**LISTING:**
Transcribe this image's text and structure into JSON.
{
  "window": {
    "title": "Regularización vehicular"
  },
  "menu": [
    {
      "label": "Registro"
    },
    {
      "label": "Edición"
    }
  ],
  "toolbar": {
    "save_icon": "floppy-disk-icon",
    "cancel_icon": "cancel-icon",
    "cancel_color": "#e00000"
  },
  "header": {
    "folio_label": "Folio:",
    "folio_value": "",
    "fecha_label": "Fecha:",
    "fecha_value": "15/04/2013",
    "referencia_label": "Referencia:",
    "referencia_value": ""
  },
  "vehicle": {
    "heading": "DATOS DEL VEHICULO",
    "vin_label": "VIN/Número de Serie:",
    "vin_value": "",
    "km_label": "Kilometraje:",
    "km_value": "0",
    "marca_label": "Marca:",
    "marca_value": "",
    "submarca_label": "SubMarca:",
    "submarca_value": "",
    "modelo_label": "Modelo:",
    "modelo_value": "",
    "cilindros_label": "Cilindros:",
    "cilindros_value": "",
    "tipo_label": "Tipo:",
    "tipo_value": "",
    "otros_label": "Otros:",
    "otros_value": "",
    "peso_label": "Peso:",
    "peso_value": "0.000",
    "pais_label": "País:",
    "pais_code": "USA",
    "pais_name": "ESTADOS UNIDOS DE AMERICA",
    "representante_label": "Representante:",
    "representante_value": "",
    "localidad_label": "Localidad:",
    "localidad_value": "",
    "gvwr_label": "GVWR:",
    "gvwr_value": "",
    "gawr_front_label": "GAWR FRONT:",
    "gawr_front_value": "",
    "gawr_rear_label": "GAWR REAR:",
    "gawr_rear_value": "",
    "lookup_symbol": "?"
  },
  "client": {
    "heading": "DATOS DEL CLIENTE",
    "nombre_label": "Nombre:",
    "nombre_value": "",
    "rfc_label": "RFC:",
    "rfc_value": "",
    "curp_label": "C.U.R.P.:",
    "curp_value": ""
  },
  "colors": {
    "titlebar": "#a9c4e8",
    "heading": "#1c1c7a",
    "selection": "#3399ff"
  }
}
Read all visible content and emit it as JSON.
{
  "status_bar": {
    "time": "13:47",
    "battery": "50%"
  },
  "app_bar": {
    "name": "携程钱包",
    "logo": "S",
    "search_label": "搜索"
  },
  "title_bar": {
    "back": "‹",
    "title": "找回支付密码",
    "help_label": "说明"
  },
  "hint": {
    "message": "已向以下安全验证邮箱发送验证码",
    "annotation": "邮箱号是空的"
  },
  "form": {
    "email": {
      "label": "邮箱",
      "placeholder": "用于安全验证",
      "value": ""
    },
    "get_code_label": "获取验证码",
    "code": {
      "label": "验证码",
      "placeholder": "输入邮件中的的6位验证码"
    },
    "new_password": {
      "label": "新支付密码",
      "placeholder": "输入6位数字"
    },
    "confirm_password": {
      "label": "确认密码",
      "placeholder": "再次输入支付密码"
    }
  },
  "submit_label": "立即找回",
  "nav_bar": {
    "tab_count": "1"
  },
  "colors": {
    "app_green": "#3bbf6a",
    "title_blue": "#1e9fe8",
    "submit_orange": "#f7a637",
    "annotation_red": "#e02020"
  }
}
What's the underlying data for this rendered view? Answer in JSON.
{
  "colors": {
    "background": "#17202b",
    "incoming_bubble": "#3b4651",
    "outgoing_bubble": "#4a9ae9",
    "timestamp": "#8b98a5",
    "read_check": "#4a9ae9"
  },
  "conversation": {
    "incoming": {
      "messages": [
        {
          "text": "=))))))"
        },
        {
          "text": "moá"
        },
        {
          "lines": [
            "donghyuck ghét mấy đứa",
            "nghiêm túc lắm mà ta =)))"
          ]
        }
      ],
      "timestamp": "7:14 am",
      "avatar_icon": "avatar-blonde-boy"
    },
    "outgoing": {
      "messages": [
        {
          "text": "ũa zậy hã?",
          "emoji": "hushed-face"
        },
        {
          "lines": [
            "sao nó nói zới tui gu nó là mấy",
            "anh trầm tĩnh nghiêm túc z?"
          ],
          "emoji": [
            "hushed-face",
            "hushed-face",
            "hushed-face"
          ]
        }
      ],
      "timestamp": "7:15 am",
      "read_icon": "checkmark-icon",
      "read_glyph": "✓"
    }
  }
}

**EXERCISE PROMPT:**
The full set of records should be duplicated exactly.

**ANSWER TO THE TASK:**
Transcribe this image's text and structure into JSON.
{
  "window": {
    "title": "Regularización vehicular"
  },
  "menu": [
    {
      "label": "Registro"
    },
    {
      "label": "Edición"
    }
  ],
  "toolbar": {
    "save_icon": "floppy-disk-icon",
    "cancel_icon": "cancel-icon",
    "cancel_color": "#e00000"
  },
  "header": {
    "folio_label": "Folio:",
    "folio_value": "",
    "fecha_label": "Fecha:",
    "fecha_value": "15/04/2013",
    "referencia_label": "Referencia:",
    "referencia_value": ""
  },
  "vehicle": {
    "heading": "DATOS DEL VEHICULO",
    "vin_label": "VIN/Número de Serie:",
    "vin_value": "",
    "km_label": "Kilometraje:",
    "km_value": "0",
    "marca_label": "Marca:",
    "marca_value": "",
    "submarca_label": "SubMarca:",
    "submarca_value": "",
    "modelo_label": "Modelo:",
    "modelo_value": "",
    "cilindros_label": "Cilindros:",
    "cilindros_value": "",
    "tipo_label": "Tipo:",
    "tipo_value": "",
    "otros_label": "Otros:",
    "otros_value": "",
    "peso_label": "Peso:",
    "peso_value": "0.000",
    "pais_label": "País:",
    "pais_code": "USA",
    "pais_name": "ESTADOS UNIDOS DE AMERICA",
    "representante_label": "Representante:",
    "representante_value": "",
    "localidad_label": "Localidad:",
    "localidad_value": "",
    "gvwr_label": "GVWR:",
    "gvwr_value": "",
    "gawr_front_label": "GAWR FRONT:",
    "gawr_front_value": "",
    "gawr_rear_label": "GAWR REAR:",
    "gawr_rear_value": "",
    "lookup_symbol": "?"
  },
  "client": {
    "heading": "DATOS DEL CLIENTE",
    "nombre_label": "Nombre:",
    "nombre_value": "",
    "rfc_label": "RFC:",
    "rfc_value": "",
    "curp_label": "C.U.R.P.:",
    "curp_value": ""
  },
  "colors": {
    "titlebar": "#a9c4e8",
    "heading": "#1c1c7a",
    "selection": "#3399ff"
  }
}
Read all visible content and emit it as JSON.
{
  "status_bar": {
    "time": "13:47",
    "battery": "50%"
  },
  "app_bar": {
    "name": "携程钱包",
    "logo": "S",
    "search_label": "搜索"
  },
  "title_bar": {
    "back": "‹",
    "title": "找回支付密码",
    "help_label": "说明"
  },
  "hint": {
    "message": "已向以下安全验证邮箱发送验证码",
    "annotation": "邮箱号是空的"
  },
  "form": {
    "email": {
      "label": "邮箱",
      "placeholder": "用于安全验证",
      "value": ""
    },
    "get_code_label": "获取验证码",
    "code": {
      "label": "验证码",
      "placeholder": "输入邮件中的的6位验证码"
    },
    "new_password": {
      "label": "新支付密码",
      "placeholder": "输入6位数字"
    },
    "confirm_password": {
      "label": "确认密码",
      "placeholder": "再次输入支付密码"
    }
  },
  "submit_label": "立即找回",
  "nav_bar": {
    "tab_count": "1"
  },
  "colors": {
    "app_green": "#3bbf6a",
    "title_blue": "#1e9fe8",
    "submit_orange": "#f7a637",
    "annotation_red": "#e02020"
  }
}
What's the underlying data for this rendered view? Answer in JSON.
{
  "colors": {
    "background": "#17202b",
    "incoming_bubble": "#3b4651",
    "outgoing_bubble": "#4a9ae9",
    "timestamp": "#8b98a5",
    "read_check": "#4a9ae9"
  },
  "conversation": {
    "incoming": {
      "messages": [
        {
          "text": "=))))))"
        },
        {
          "text": "moá"
        },
        {
          "lines": [
            "donghyuck ghét mấy đứa",
            "nghiêm túc lắm mà ta =)))"
          ]
        }
      ],
      "timestamp": "7:14 am",
      "avatar_icon": "avatar-blonde-boy"
    },
    "outgoing": {
      "messages": [
        {
          "text": "ũa zậy hã?",
          "emoji": "hushed-face"
        },
        {
          "lines": [
            "sao nó nói zới tui gu nó là mấy",
            "anh trầm tĩnh nghiêm túc z?"
          ],
          "emoji": [
            "hushed-face",
            "hushed-face",
            "hushed-face"
          ]
        }
      ],
      "timestamp": "7:15 am",
      "read_icon": "checkmark-icon",
      "read_glyph": "✓"
    }
  }
}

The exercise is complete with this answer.